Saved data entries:
——
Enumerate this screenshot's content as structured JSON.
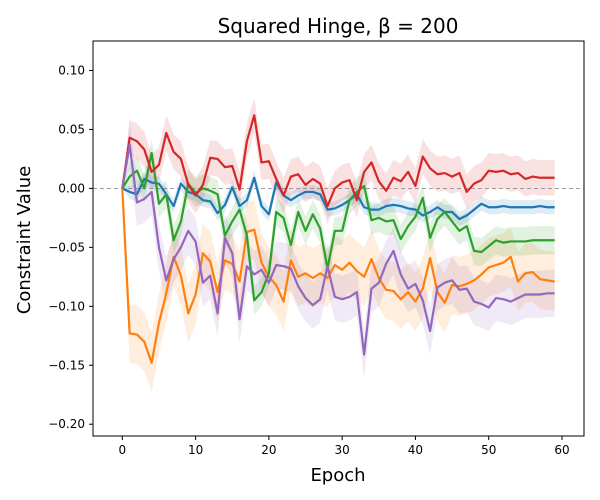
{
  "chart_data": {
    "type": "line",
    "title": "Squared Hinge, β = 200",
    "xlabel": "Epoch",
    "ylabel": "Constraint Value",
    "xlim": [
      -4,
      63
    ],
    "ylim": [
      -0.21,
      0.125
    ],
    "xticks": [
      "0",
      "10",
      "20",
      "30",
      "40",
      "50",
      "60"
    ],
    "yticks": [
      "0.10",
      "0.05",
      "0.00",
      "−0.05",
      "−0.10",
      "−0.15",
      "−0.20"
    ],
    "reference_line": 0.0,
    "grid": false,
    "x": [
      0,
      1,
      2,
      3,
      4,
      5,
      6,
      7,
      8,
      9,
      10,
      11,
      12,
      13,
      14,
      15,
      16,
      17,
      18,
      19,
      20,
      21,
      22,
      23,
      24,
      25,
      26,
      27,
      28,
      29,
      30,
      31,
      32,
      33,
      34,
      35,
      36,
      37,
      38,
      39,
      40,
      41,
      42,
      43,
      44,
      45,
      46,
      47,
      48,
      49,
      50,
      51,
      52,
      53,
      54,
      55,
      56,
      57,
      58,
      59
    ],
    "series": [
      {
        "color": "#1f77b4",
        "band": 0.006,
        "values": [
          0.0,
          -0.003,
          -0.005,
          0.008,
          0.005,
          0.004,
          -0.005,
          -0.015,
          0.004,
          -0.003,
          -0.005,
          -0.01,
          -0.011,
          -0.021,
          -0.014,
          0.001,
          -0.015,
          -0.01,
          0.009,
          -0.015,
          -0.022,
          0.005,
          -0.006,
          -0.01,
          -0.006,
          -0.003,
          -0.003,
          -0.005,
          -0.018,
          -0.017,
          -0.014,
          -0.01,
          -0.005,
          -0.016,
          -0.018,
          -0.018,
          -0.015,
          -0.014,
          -0.015,
          -0.017,
          -0.018,
          -0.023,
          -0.02,
          -0.016,
          -0.02,
          -0.02,
          -0.026,
          -0.023,
          -0.018,
          -0.013,
          -0.016,
          -0.016,
          -0.015,
          -0.016,
          -0.016,
          -0.016,
          -0.016,
          -0.015,
          -0.016,
          -0.016
        ]
      },
      {
        "color": "#ff7f0e",
        "band": 0.025,
        "values": [
          0.0,
          -0.123,
          -0.124,
          -0.13,
          -0.148,
          -0.114,
          -0.089,
          -0.058,
          -0.074,
          -0.106,
          -0.09,
          -0.055,
          -0.062,
          -0.088,
          -0.061,
          -0.064,
          -0.079,
          -0.037,
          -0.035,
          -0.063,
          -0.075,
          -0.082,
          -0.096,
          -0.061,
          -0.075,
          -0.072,
          -0.076,
          -0.072,
          -0.076,
          -0.065,
          -0.069,
          -0.063,
          -0.07,
          -0.075,
          -0.06,
          -0.076,
          -0.086,
          -0.087,
          -0.094,
          -0.088,
          -0.096,
          -0.085,
          -0.059,
          -0.088,
          -0.097,
          -0.082,
          -0.083,
          -0.081,
          -0.078,
          -0.073,
          -0.067,
          -0.065,
          -0.063,
          -0.058,
          -0.079,
          -0.072,
          -0.071,
          -0.077,
          -0.078,
          -0.079
        ]
      },
      {
        "color": "#2ca02c",
        "band": 0.012,
        "values": [
          0.0,
          0.01,
          0.015,
          0.0,
          0.03,
          -0.013,
          -0.005,
          -0.044,
          -0.028,
          0.004,
          -0.004,
          0.0,
          -0.002,
          -0.005,
          -0.04,
          -0.028,
          -0.018,
          -0.04,
          -0.095,
          -0.088,
          -0.072,
          -0.02,
          -0.025,
          -0.048,
          -0.02,
          -0.036,
          -0.022,
          -0.034,
          -0.068,
          -0.036,
          -0.036,
          -0.01,
          -0.003,
          0.002,
          -0.027,
          -0.025,
          -0.028,
          -0.027,
          -0.043,
          -0.032,
          -0.024,
          -0.008,
          -0.042,
          -0.026,
          -0.02,
          -0.028,
          -0.036,
          -0.032,
          -0.053,
          -0.054,
          -0.049,
          -0.044,
          -0.046,
          -0.045,
          -0.045,
          -0.045,
          -0.044,
          -0.044,
          -0.044,
          -0.044
        ]
      },
      {
        "color": "#d62728",
        "band": 0.015,
        "values": [
          0.0,
          0.043,
          0.04,
          0.033,
          0.014,
          0.02,
          0.047,
          0.031,
          0.025,
          0.003,
          -0.006,
          0.003,
          0.026,
          0.025,
          0.018,
          0.019,
          -0.001,
          0.04,
          0.062,
          0.022,
          0.023,
          0.008,
          -0.006,
          0.01,
          0.012,
          0.003,
          0.008,
          0.004,
          -0.015,
          0.0,
          0.005,
          0.007,
          -0.01,
          0.014,
          0.022,
          0.006,
          -0.002,
          0.009,
          0.006,
          0.014,
          0.002,
          0.027,
          0.017,
          0.012,
          0.013,
          0.01,
          0.013,
          -0.003,
          0.004,
          0.007,
          0.015,
          0.014,
          0.015,
          0.012,
          0.013,
          0.008,
          0.01,
          0.009,
          0.009,
          0.009
        ]
      },
      {
        "color": "#9467bd",
        "band": 0.02,
        "values": [
          0.0,
          0.037,
          -0.012,
          -0.009,
          -0.003,
          -0.05,
          -0.078,
          -0.06,
          -0.05,
          -0.036,
          -0.045,
          -0.08,
          -0.074,
          -0.106,
          -0.042,
          -0.055,
          -0.111,
          -0.066,
          -0.073,
          -0.069,
          -0.08,
          -0.065,
          -0.066,
          -0.068,
          -0.083,
          -0.093,
          -0.099,
          -0.094,
          -0.066,
          -0.092,
          -0.094,
          -0.092,
          -0.088,
          -0.141,
          -0.085,
          -0.08,
          -0.064,
          -0.053,
          -0.073,
          -0.085,
          -0.081,
          -0.095,
          -0.121,
          -0.084,
          -0.08,
          -0.078,
          -0.086,
          -0.085,
          -0.096,
          -0.098,
          -0.101,
          -0.093,
          -0.094,
          -0.096,
          -0.093,
          -0.09,
          -0.09,
          -0.09,
          -0.089,
          -0.089
        ]
      }
    ]
  }
}
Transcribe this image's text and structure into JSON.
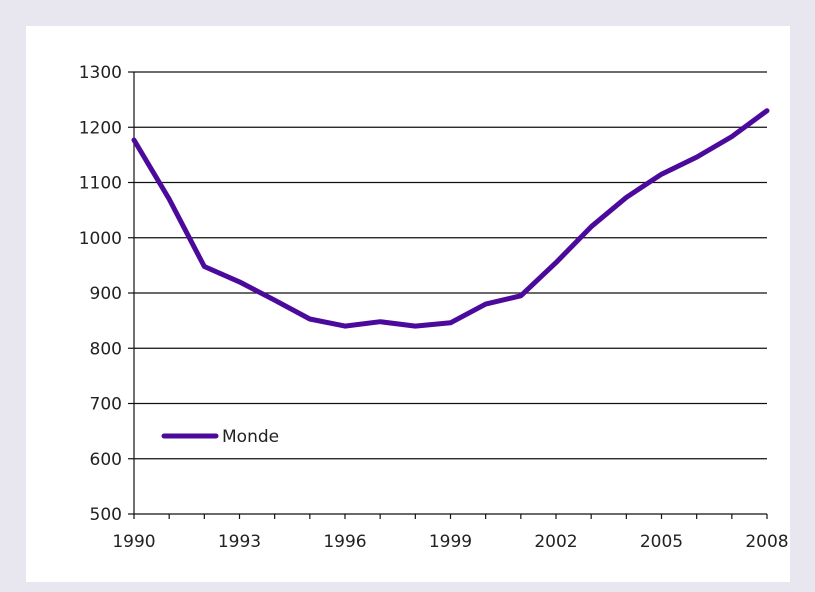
{
  "chart_data": {
    "type": "line",
    "title": "",
    "xlabel": "",
    "ylabel": "",
    "xlim": [
      1990,
      2008
    ],
    "ylim": [
      500,
      1300
    ],
    "yticks": [
      500,
      600,
      700,
      800,
      900,
      1000,
      1100,
      1200,
      1300
    ],
    "xticks": [
      1990,
      1993,
      1996,
      1999,
      2002,
      2005,
      2008
    ],
    "grid": "horizontal",
    "legend_position": "bottom-left",
    "series": [
      {
        "name": "Monde",
        "color": "#4b0a9c",
        "x": [
          1990,
          1991,
          1992,
          1993,
          1994,
          1995,
          1996,
          1997,
          1998,
          1999,
          2000,
          2001,
          2002,
          2003,
          2004,
          2005,
          2006,
          2007,
          2008
        ],
        "y": [
          1177,
          1070,
          948,
          920,
          887,
          853,
          840,
          848,
          840,
          846,
          880,
          895,
          955,
          1020,
          1073,
          1115,
          1146,
          1183,
          1230
        ]
      }
    ]
  }
}
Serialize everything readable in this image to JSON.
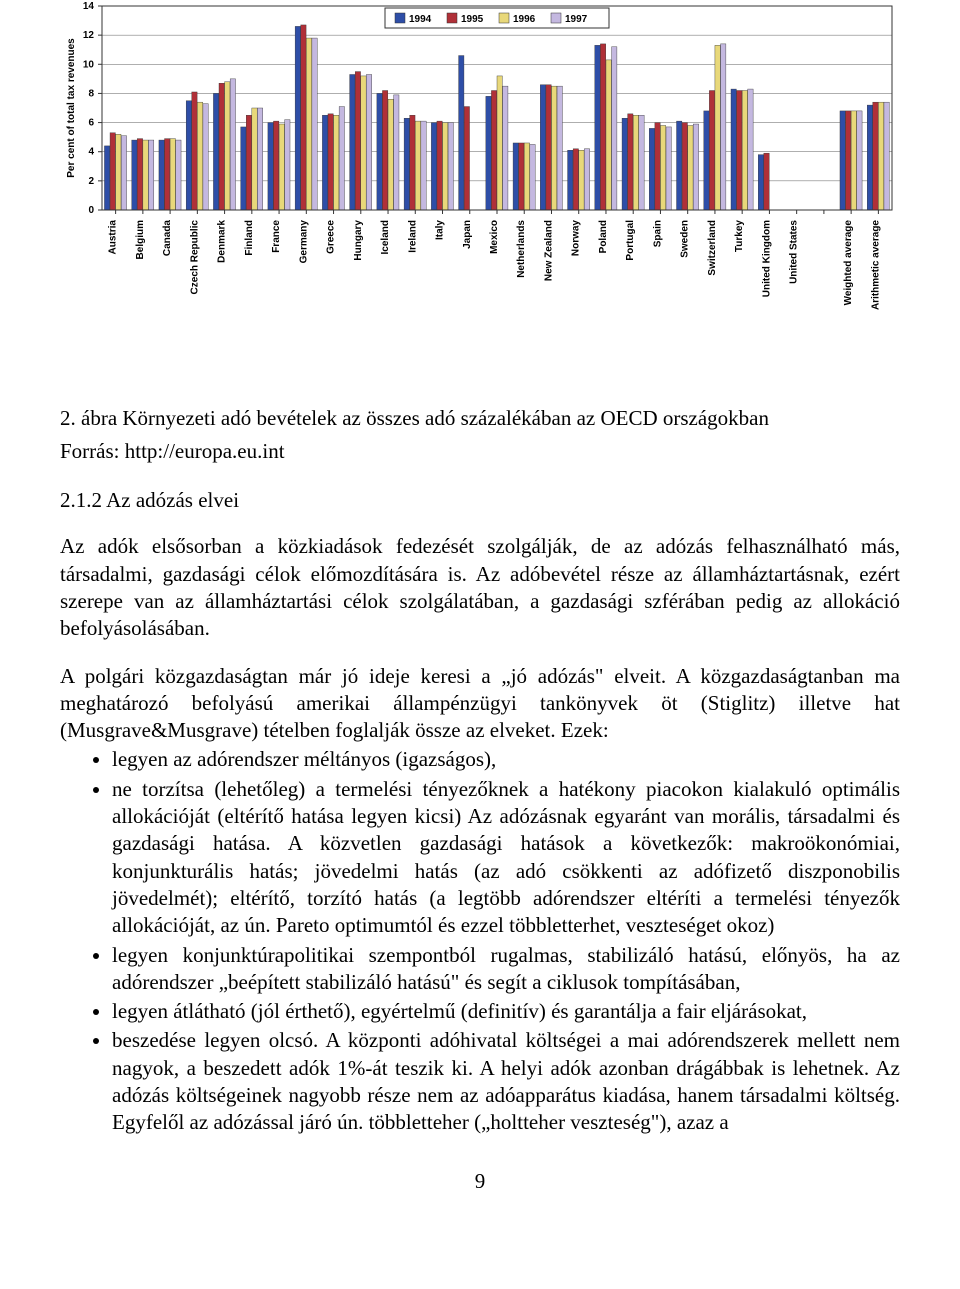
——
What this task involves: Say how many lines contain "color", and give nothing but that number.

Solution to this exercise: 6